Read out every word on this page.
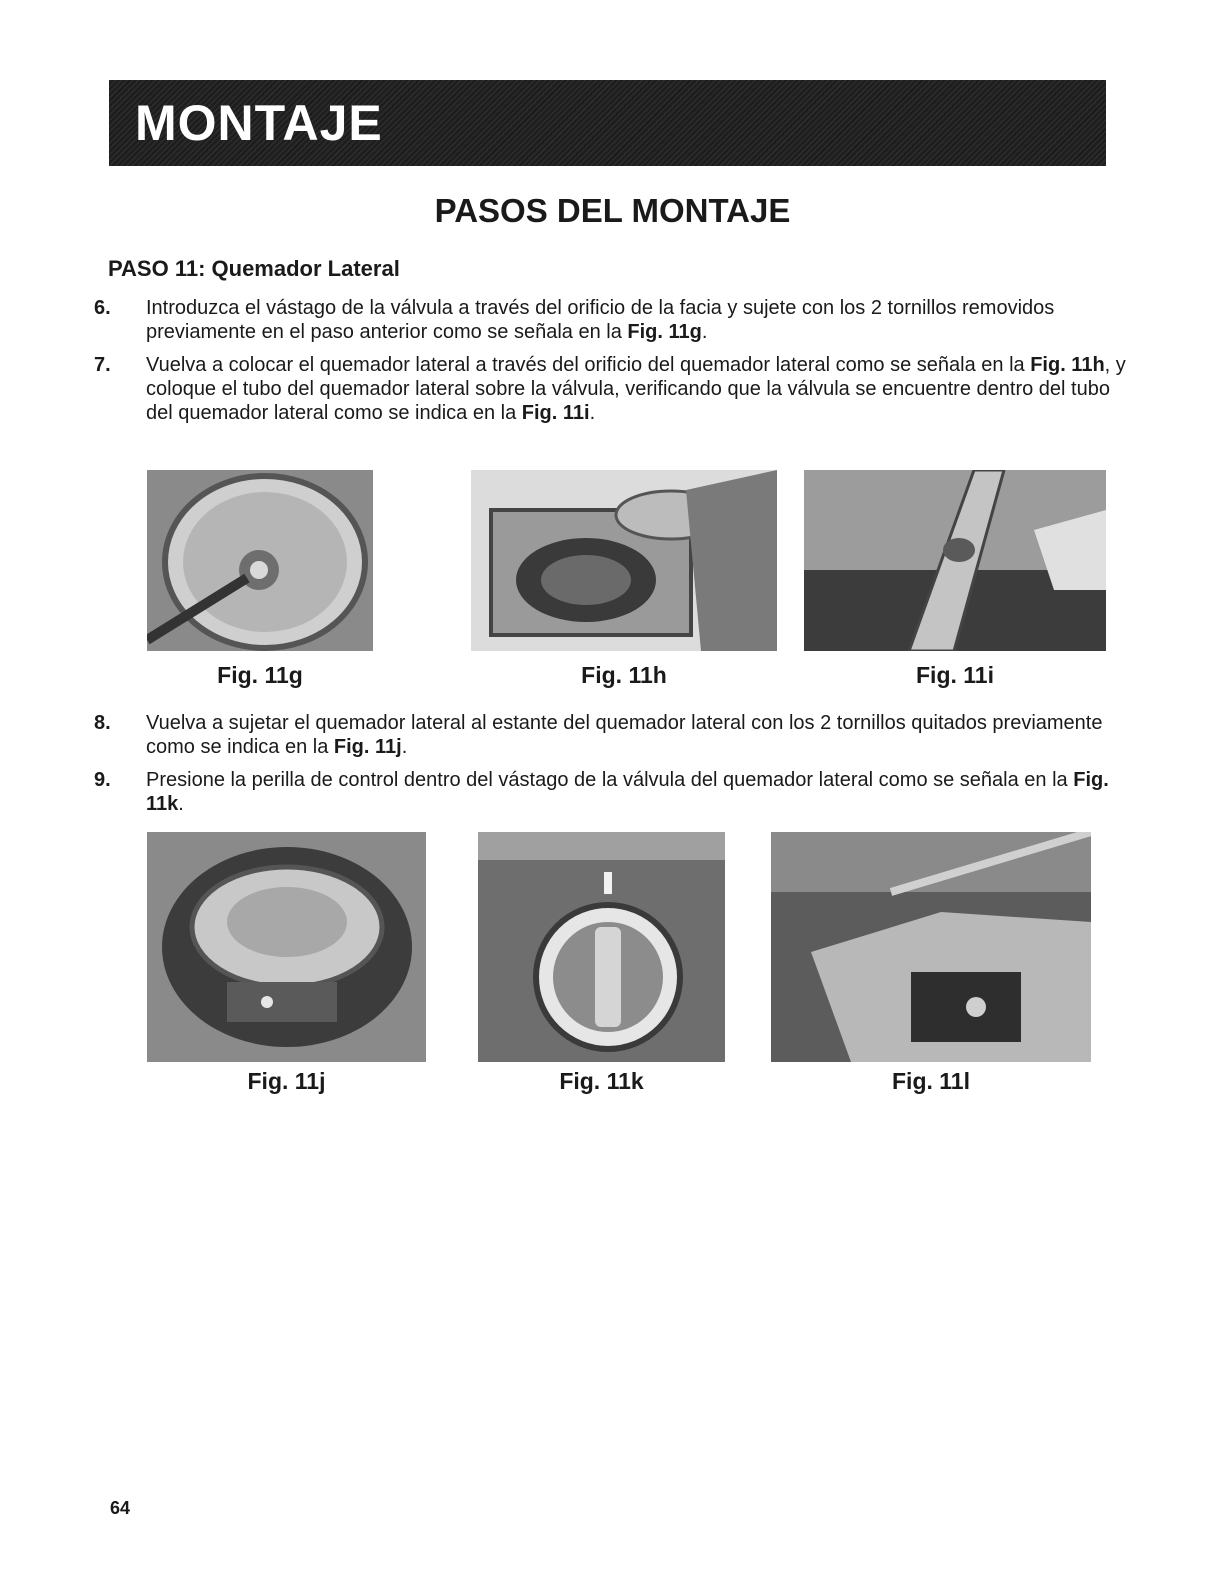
MONTAJE
PASOS DEL MONTAJE
PASO 11: Quemador Lateral
6. Introduzca el vástago de la válvula a través del orificio de la facia y sujete con los 2 tornillos removidos previamente en el paso anterior como se señala en la Fig. 11g.
7. Vuelva a colocar el quemador lateral a través del orificio del quemador lateral como se señala en la Fig. 11h, y coloque el tubo del quemador lateral sobre la válvula, verificando que la válvula se encuentre dentro del tubo del quemador lateral como se indica en la Fig. 11i.
Fig. 11g	Fig. 11h	Fig. 11i
8. Vuelva a sujetar el quemador lateral al estante del quemador lateral con los 2 tornillos quitados previamente como se indica en la Fig. 11j.
9. Presione la perilla de control dentro del vástago de la válvula del quemador lateral como se señala en la Fig. 11k.
Fig. 11j	Fig. 11k	Fig. 11l
64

##########

- Exercise details -
Make an exact copy of every record, pictures excluded.

- Output for this task -
Read out every word on this page.
MONTAJE
PASOS DEL MONTAJE
PASO 11: Quemador Lateral
6. Introduzca el vástago de la válvula a través del orificio de la facia y sujete con los 2 tornillos removidos previamente en el paso anterior como se señala en la Fig. 11g.
7. Vuelva a colocar el quemador lateral a través del orificio del quemador lateral como se señala en la Fig. 11h, y coloque el tubo del quemador lateral sobre la válvula, verificando que la válvula se encuentre dentro del tubo del quemador lateral como se indica en la Fig. 11i.
Fig. 11g	Fig. 11h	Fig. 11i
8. Vuelva a sujetar el quemador lateral al estante del quemador lateral con los 2 tornillos quitados previamente como se indica en la Fig. 11j.
9. Presione la perilla de control dentro del vástago de la válvula del quemador lateral como se señala en la Fig. 11k.
Fig. 11j	Fig. 11k	Fig. 11l
64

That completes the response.